Aim of the task: Give the data below again exactly as written, without its pictures.

(Data extracted from a collection)
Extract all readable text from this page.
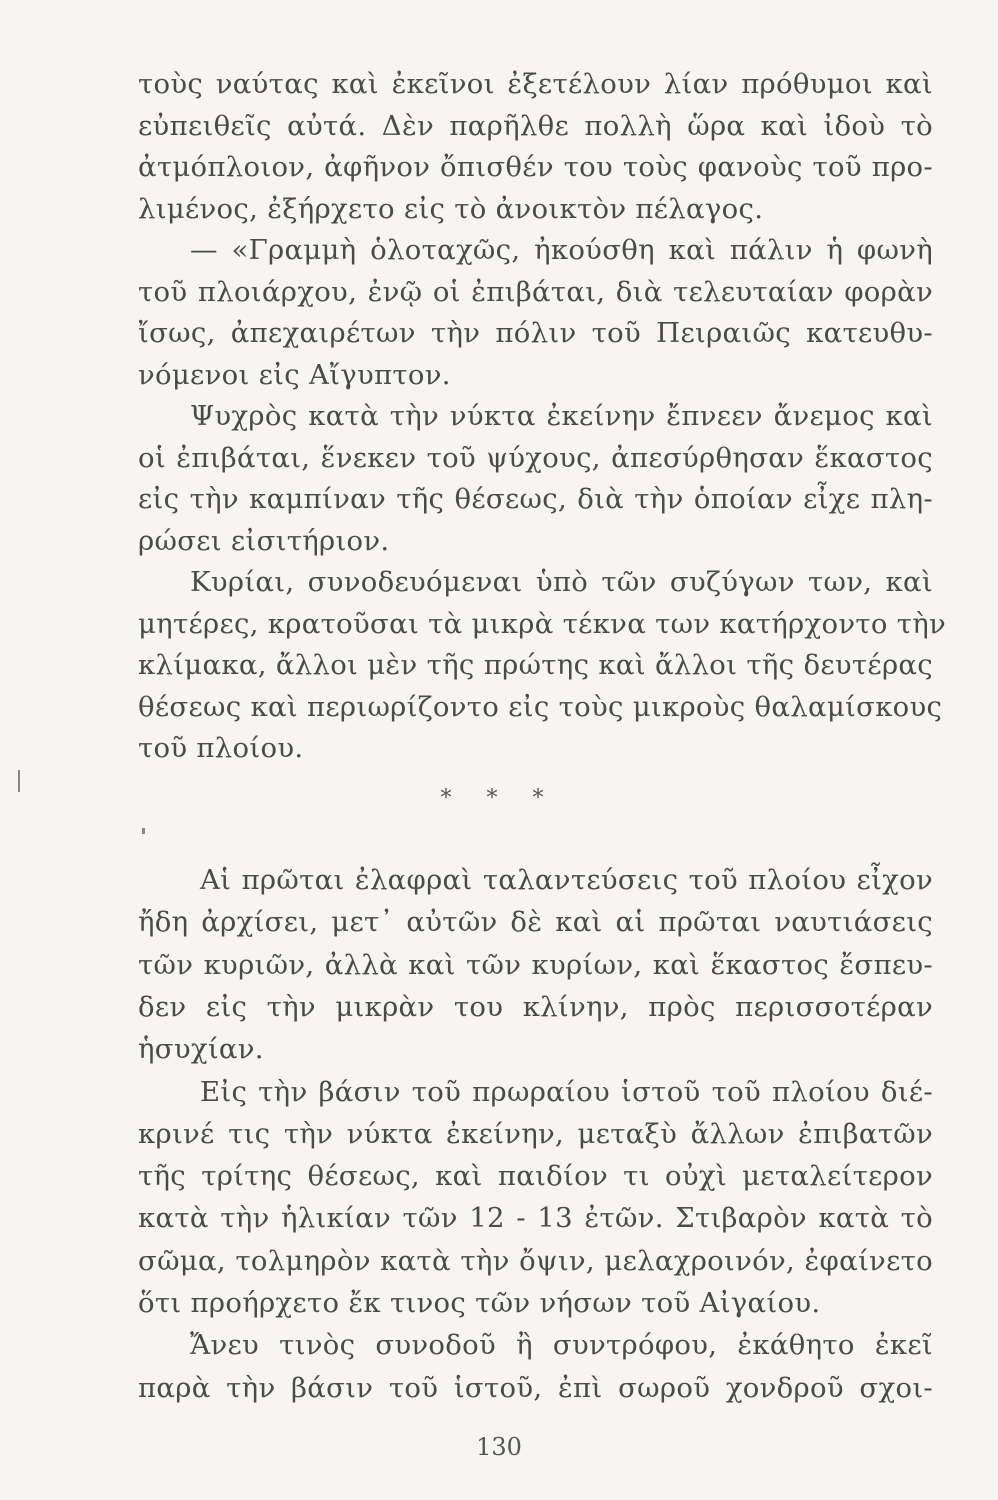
τοὺς ναύτας καὶ ἐκεῖνοι ἐξετέλουν λίαν πρόθυμοι καὶ
εὐπειθεῖς αὐτά. Δὲν παρῆλθε πολλὴ ὥρα καὶ ἰδοὺ τὸ
ἀτμόπλοιον, ἀφῆνον ὄπισθέν του τοὺς φανοὺς τοῦ προ-
λιμένος, ἐξήρχετο εἰς τὸ ἀνοικτὸν πέλαγος.
— «Γραμμὴ ὁλοταχῶς, ἠκούσθη καὶ πάλιν ἡ φωνὴ
τοῦ πλοιάρχου, ἐνῷ οἱ ἐπιβάται, διὰ τελευταίαν φορὰν
ἴσως, ἀπεχαιρέτων τὴν πόλιν τοῦ Πειραιῶς κατευθυ-
νόμενοι εἰς Αἴγυπτον.
Ψυχρὸς κατὰ τὴν νύκτα ἐκείνην ἔπνεεν ἄνεμος καὶ
οἱ ἐπιβάται, ἕνεκεν τοῦ ψύχους, ἀπεσύρθησαν ἕκαστος
εἰς τὴν καμπίναν τῆς θέσεως, διὰ τὴν ὁποίαν εἶχε πλη-
ρώσει εἰσιτήριον.
Κυρίαι, συνοδευόμεναι ὑπὸ τῶν συζύγων των, καὶ
μητέρες, κρατοῦσαι τὰ μικρὰ τέκνα των κατήρχοντο τὴν
κλίμακα, ἄλλοι μὲν τῆς πρώτης καὶ ἄλλοι τῆς δευτέρας
θέσεως καὶ περιωρίζοντο εἰς τοὺς μικροὺς θαλαμίσκους
τοῦ πλοίου.
* * *
Αἱ πρῶται ἐλαφραὶ ταλαντεύσεις τοῦ πλοίου εἶχον
ἤδη ἀρχίσει, μετ᾿ αὐτῶν δὲ καὶ αἱ πρῶται ναυτιάσεις
τῶν κυριῶν, ἀλλὰ καὶ τῶν κυρίων, καὶ ἕκαστος ἔσπευ-
δεν εἰς τὴν μικρὰν του κλίνην, πρὸς περισσοτέραν
ἡσυχίαν.
Εἰς τὴν βάσιν τοῦ πρωραίου ἱστοῦ τοῦ πλοίου διέ-
κρινέ τις τὴν νύκτα ἐκείνην, μεταξὺ ἄλλων ἐπιβατῶν
τῆς τρίτης θέσεως, καὶ παιδίον τι οὐχὶ μεταλείτερον
κατὰ τὴν ἡλικίαν τῶν 12 - 13 ἐτῶν. Στιβαρὸν κατὰ τὸ
σῶμα, τολμηρὸν κατὰ τὴν ὄψιν, μελαχροινόν, ἐφαίνετο
ὅτι προήρχετο ἔκ τινος τῶν νήσων τοῦ Αἰγαίου.
Ἄνευ τινὸς συνοδοῦ ἢ συντρόφου, ἐκάθητο ἐκεῖ
παρὰ τὴν βάσιν τοῦ ἱστοῦ, ἐπὶ σωροῦ χονδροῦ σχοι-
130
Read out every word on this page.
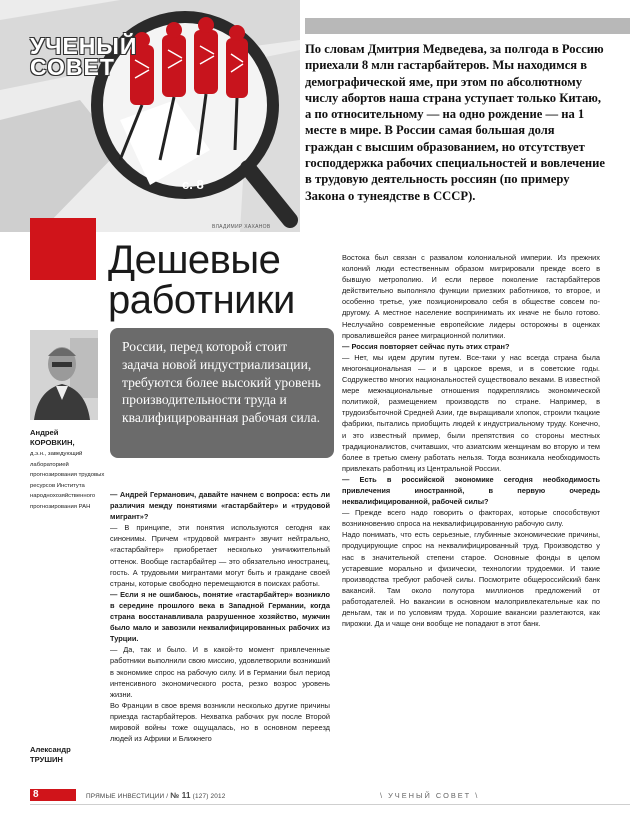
УЧЕНЫЙ
СОВЕТ
с. 8
ВЛАДИМИР ХАХАНОВ
По словам Дмитрия Медведева, за полгода в Россию приехали 8 млн гастарбайтеров. Мы находимся в демографической яме, при этом по абсолютному числу абортов наша страна уступает только Китаю, а по относительному — на одно рождение — на 1 месте в мире. В России самая большая доля граждан с высшим образованием, но отсутствует господдержка рабочих специальностей и вовлечение в трудовую деятельность россиян (по примеру Закона о тунеядстве в СССР).
Дешевые
работники
Андрей
КОРОВКИН,
д.э.н., заведующий лабораторией прогнозирования трудовых ресурсов Института народнохозяйственного прогнозирования РАН
России, перед которой стоит задача новой индустриализации, требуются более высокий уровень производительности труда и квалифицированная рабочая сила.

— Андрей Германович, давайте начнем с вопроса: есть ли различия между понятиями «гастарбайтер» и «трудовой мигрант»?

— В принципе, эти понятия используются сегодня как синонимы. Причем «трудовой мигрант» звучит нейтрально, «гастарбайтер» приобретает несколько уничижительный оттенок. Вообще гастарбайтер — это обязательно иностранец, гость. А трудовыми мигрантами могут быть и граждане своей страны, которые свободно перемещаются в поисках работы.

— Если я не ошибаюсь, понятие «гастарбайтер» возникло в середине прошлого века в Западной Германии, когда страна восстанавливала разрушенное хозяйство, мужчин было мало и завозили неквалифицированных рабочих из Турции.

— Да, так и было. И в какой-то момент привлеченные работники выполнили свою миссию, удовлетворили возникший в экономике спрос на рабочую силу. И в Германии был период интенсивного экономического роста, резко возрос уровень жизни.

Во Франции в свое время возникли несколько другие причины приезда гастарбайтеров. Нехватка рабочих рук после Второй мировой войны тоже ощущалась, но в основном переезд людей из Африки и Ближнего

Востока был связан с развалом колониальной империи. Из прежних колоний люди естественным образом мигрировали прежде всего в бывшую метрополию. И если первое поколение гастарбайтеров действительно выполняло функции приезжих работников, то второе, и особенно третье, уже позиционировало себя в обществе совсем по-другому. А местное население воспринимать их иначе не было готово. Неслучайно современные европейские лидеры осторожны в оценках провалившейся ранее миграционной политики.

— Россия повторяет сейчас путь этих стран?

— Нет, мы идем другим путем. Все-таки у нас всегда страна была многонациональная — и в царское время, и в советские годы. Содружество многих национальностей существовало веками. В известной мере межнациональные отношения подкреплялись экономической политикой, размещением производств по стране. Например, в трудоизбыточной Средней Азии, где выращивали хлопок, строили ткацкие фабрики, пытались приобщить людей к индустриальному труду. Конечно, и это известный пример, были препятствия со стороны местных традиционалистов, считавших, что азиатским женщинам во вторую и тем более в третью смену работать нельзя. Тогда возникала необходимость привлекать работниц из Центральной России.

— Есть в российской экономике сегодня необходимость привлечения иностранной, в первую очередь неквалифицированной, рабочей силы?

— Прежде всего надо говорить о факторах, которые способствуют возникновению спроса на неквалифицированную рабочую силу.

Надо понимать, что есть серьезные, глубинные экономические причины, продуцирующие спрос на неквалифицированный труд. Производство у нас в значительной степени старое. Основные фонды в целом устаревшие морально и физически, технологии трудоемки. И такие производства требуют рабочей силы. Посмотрите общероссийский банк вакансий. Там около полутора миллионов предложений от работодателей. Но вакансии в основном малопривлекательные как по деньгам, так и по условиям труда. Хорошие вакансии разлетаются, как пирожки. Да и чаще они вообще не попадают в этот банк.

Александр
ТРУШИН
8	ПРЯМЫЕ ИНВЕСТИЦИИ / № 11 (127) 2012	\ УЧЕНЫЙ СОВЕТ \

Task result:
Extract all readable text from this page.
τοὺς ναύτας καὶ ἐκεῖνοι ἐξετέλουν λίαν πρόθυμοι καὶ
εὐπειθεῖς αὐτά. Δὲν παρῆλθε πολλὴ ὥρα καὶ ἰδοὺ τὸ
ἀτμόπλοιον, ἀφῆνον ὄπισθέν του τοὺς φανοὺς τοῦ προ-
λιμένος, ἐξήρχετο εἰς τὸ ἀνοικτὸν πέλαγος.
— «Γραμμὴ ὁλοταχῶς, ἠκούσθη καὶ πάλιν ἡ φωνὴ
τοῦ πλοιάρχου, ἐνῷ οἱ ἐπιβάται, διὰ τελευταίαν φορὰν
ἴσως, ἀπεχαιρέτων τὴν πόλιν τοῦ Πειραιῶς κατευθυ-
νόμενοι εἰς Αἴγυπτον.
Ψυχρὸς κατὰ τὴν νύκτα ἐκείνην ἔπνεεν ἄνεμος καὶ
οἱ ἐπιβάται, ἕνεκεν τοῦ ψύχους, ἀπεσύρθησαν ἕκαστος
εἰς τὴν καμπίναν τῆς θέσεως, διὰ τὴν ὁποίαν εἶχε πλη-
ρώσει εἰσιτήριον.
Κυρίαι, συνοδευόμεναι ὑπὸ τῶν συζύγων των, καὶ
μητέρες, κρατοῦσαι τὰ μικρὰ τέκνα των κατήρχοντο τὴν
κλίμακα, ἄλλοι μὲν τῆς πρώτης καὶ ἄλλοι τῆς δευτέρας
θέσεως καὶ περιωρίζοντο εἰς τοὺς μικροὺς θαλαμίσκους
τοῦ πλοίου.
* * *
Αἱ πρῶται ἐλαφραὶ ταλαντεύσεις τοῦ πλοίου εἶχον
ἤδη ἀρχίσει, μετ᾿ αὐτῶν δὲ καὶ αἱ πρῶται ναυτιάσεις
τῶν κυριῶν, ἀλλὰ καὶ τῶν κυρίων, καὶ ἕκαστος ἔσπευ-
δεν εἰς τὴν μικρὰν του κλίνην, πρὸς περισσοτέραν
ἡσυχίαν.
Εἰς τὴν βάσιν τοῦ πρωραίου ἱστοῦ τοῦ πλοίου διέ-
κρινέ τις τὴν νύκτα ἐκείνην, μεταξὺ ἄλλων ἐπιβατῶν
τῆς τρίτης θέσεως, καὶ παιδίον τι οὐχὶ μεταλείτερον
κατὰ τὴν ἡλικίαν τῶν 12 - 13 ἐτῶν. Στιβαρὸν κατὰ τὸ
σῶμα, τολμηρὸν κατὰ τὴν ὄψιν, μελαχροινόν, ἐφαίνετο
ὅτι προήρχετο ἔκ τινος τῶν νήσων τοῦ Αἰγαίου.
Ἄνευ τινὸς συνοδοῦ ἢ συντρόφου, ἐκάθητο ἐκεῖ
παρὰ τὴν βάσιν τοῦ ἱστοῦ, ἐπὶ σωροῦ χονδροῦ σχοι-
130
Read out every word on this page.
УЧЕНЫЙ
СОВЕТ
с. 8
ВЛАДИМИР ХАХАНОВ
По словам Дмитрия Медведева, за полгода в Россию приехали 8 млн гастарбайтеров. Мы находимся в демографической яме, при этом по абсолютному числу абортов наша страна уступает только Китаю, а по относительному — на одно рождение — на 1 месте в мире. В России самая большая доля граждан с высшим образованием, но отсутствует господдержка рабочих специальностей и вовлечение в трудовую деятельность россиян (по примеру Закона о тунеядстве в СССР).
Дешевые
работники
Андрей
КОРОВКИН,
д.э.н., заведующий лабораторией прогнозирования трудовых ресурсов Института народнохозяйственного прогнозирования РАН
России, перед которой стоит задача новой индустриализации, требуются более высокий уровень производительности труда и квалифицированная рабочая сила.

— Андрей Германович, давайте начнем с вопроса: есть ли различия между понятиями «гастарбайтер» и «трудовой мигрант»?

— В принципе, эти понятия используются сегодня как синонимы. Причем «трудовой мигрант» звучит нейтрально, «гастарбайтер» приобретает несколько уничижительный оттенок. Вообще гастарбайтер — это обязательно иностранец, гость. А трудовыми мигрантами могут быть и граждане своей страны, которые свободно перемещаются в поисках работы.

— Если я не ошибаюсь, понятие «гастарбайтер» возникло в середине прошлого века в Западной Германии, когда страна восстанавливала разрушенное хозяйство, мужчин было мало и завозили неквалифицированных рабочих из Турции.

— Да, так и было. И в какой-то момент привлеченные работники выполнили свою миссию, удовлетворили возникший в экономике спрос на рабочую силу. И в Германии был период интенсивного экономического роста, резко возрос уровень жизни.

Во Франции в свое время возникли несколько другие причины приезда гастарбайтеров. Нехватка рабочих рук после Второй мировой войны тоже ощущалась, но в основном переезд людей из Африки и Ближнего

Востока был связан с развалом колониальной империи. Из прежних колоний люди естественным образом мигрировали прежде всего в бывшую метрополию. И если первое поколение гастарбайтеров действительно выполняло функции приезжих работников, то второе, и особенно третье, уже позиционировало себя в обществе совсем по-другому. А местное население воспринимать их иначе не было готово. Неслучайно современные европейские лидеры осторожны в оценках провалившейся ранее миграционной политики.

— Россия повторяет сейчас путь этих стран?

— Нет, мы идем другим путем. Все-таки у нас всегда страна была многонациональная — и в царское время, и в советские годы. Содружество многих национальностей существовало веками. В известной мере межнациональные отношения подкреплялись экономической политикой, размещением производств по стране. Например, в трудоизбыточной Средней Азии, где выращивали хлопок, строили ткацкие фабрики, пытались приобщить людей к индустриальному труду. Конечно, и это известный пример, были препятствия со стороны местных традиционалистов, считавших, что азиатским женщинам во вторую и тем более в третью смену работать нельзя. Тогда возникала необходимость привлекать работниц из Центральной России.

— Есть в российской экономике сегодня необходимость привлечения иностранной, в первую очередь неквалифицированной, рабочей силы?

— Прежде всего надо говорить о факторах, которые способствуют возникновению спроса на неквалифицированную рабочую силу.

Надо понимать, что есть серьезные, глубинные экономические причины, продуцирующие спрос на неквалифицированный труд. Производство у нас в значительной степени старое. Основные фонды в целом устаревшие морально и физически, технологии трудоемки. И такие производства требуют рабочей силы. Посмотрите общероссийский банк вакансий. Там около полутора миллионов предложений от работодателей. Но вакансии в основном малопривлекательные как по деньгам, так и по условиям труда. Хорошие вакансии разлетаются, как пирожки. Да и чаще они вообще не попадают в этот банк.

Александр
ТРУШИН
8	ПРЯМЫЕ ИНВЕСТИЦИИ / № 11 (127) 2012	\ УЧЕНЫЙ СОВЕТ \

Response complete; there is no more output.